** BEGIN Data records **

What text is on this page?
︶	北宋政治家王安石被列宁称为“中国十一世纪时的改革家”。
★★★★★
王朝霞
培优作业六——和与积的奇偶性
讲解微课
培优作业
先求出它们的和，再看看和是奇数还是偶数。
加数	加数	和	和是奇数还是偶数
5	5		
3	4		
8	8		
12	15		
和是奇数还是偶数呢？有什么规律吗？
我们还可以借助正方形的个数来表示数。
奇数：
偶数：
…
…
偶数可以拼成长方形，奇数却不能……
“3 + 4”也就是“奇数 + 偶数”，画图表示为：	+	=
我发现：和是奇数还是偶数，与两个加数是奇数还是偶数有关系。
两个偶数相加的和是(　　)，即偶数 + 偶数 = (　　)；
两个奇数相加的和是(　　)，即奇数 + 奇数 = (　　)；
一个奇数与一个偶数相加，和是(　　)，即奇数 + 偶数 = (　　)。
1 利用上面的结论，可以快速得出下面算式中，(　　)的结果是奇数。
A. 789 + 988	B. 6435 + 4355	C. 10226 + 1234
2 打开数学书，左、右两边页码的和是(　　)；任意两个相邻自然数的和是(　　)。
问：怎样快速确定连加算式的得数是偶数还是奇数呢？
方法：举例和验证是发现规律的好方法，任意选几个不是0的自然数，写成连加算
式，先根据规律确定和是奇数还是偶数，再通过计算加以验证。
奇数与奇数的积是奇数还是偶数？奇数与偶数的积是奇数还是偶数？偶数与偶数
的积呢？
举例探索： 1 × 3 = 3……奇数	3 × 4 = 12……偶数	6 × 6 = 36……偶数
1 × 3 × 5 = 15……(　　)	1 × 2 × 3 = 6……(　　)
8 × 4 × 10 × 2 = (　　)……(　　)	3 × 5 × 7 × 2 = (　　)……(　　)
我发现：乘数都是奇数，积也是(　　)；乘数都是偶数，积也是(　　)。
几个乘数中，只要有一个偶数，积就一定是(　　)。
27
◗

** END Data records **

→ Set problem:
Print the material above once more, exactly.

→ Output for this exercise:
What text is on this page?
︶	北宋政治家王安石被列宁称为“中国十一世纪时的改革家”。
★★★★★
王朝霞
培优作业六——和与积的奇偶性
讲解微课
培优作业
先求出它们的和，再看看和是奇数还是偶数。
加数	加数	和	和是奇数还是偶数
5	5		
3	4		
8	8		
12	15		
和是奇数还是偶数呢？有什么规律吗？
我们还可以借助正方形的个数来表示数。
奇数：
偶数：
…
…
偶数可以拼成长方形，奇数却不能……
“3 + 4”也就是“奇数 + 偶数”，画图表示为：	+	=
我发现：和是奇数还是偶数，与两个加数是奇数还是偶数有关系。
两个偶数相加的和是(　　)，即偶数 + 偶数 = (　　)；
两个奇数相加的和是(　　)，即奇数 + 奇数 = (　　)；
一个奇数与一个偶数相加，和是(　　)，即奇数 + 偶数 = (　　)。
1 利用上面的结论，可以快速得出下面算式中，(　　)的结果是奇数。
A. 789 + 988	B. 6435 + 4355	C. 10226 + 1234
2 打开数学书，左、右两边页码的和是(　　)；任意两个相邻自然数的和是(　　)。
问：怎样快速确定连加算式的得数是偶数还是奇数呢？
方法：举例和验证是发现规律的好方法，任意选几个不是0的自然数，写成连加算
式，先根据规律确定和是奇数还是偶数，再通过计算加以验证。
奇数与奇数的积是奇数还是偶数？奇数与偶数的积是奇数还是偶数？偶数与偶数
的积呢？
举例探索： 1 × 3 = 3……奇数	3 × 4 = 12……偶数	6 × 6 = 36……偶数
1 × 3 × 5 = 15……(　　)	1 × 2 × 3 = 6……(　　)
8 × 4 × 10 × 2 = (　　)……(　　)	3 × 5 × 7 × 2 = (　　)……(　　)
我发现：乘数都是奇数，积也是(　　)；乘数都是偶数，积也是(　　)。
几个乘数中，只要有一个偶数，积就一定是(　　)。
27
◗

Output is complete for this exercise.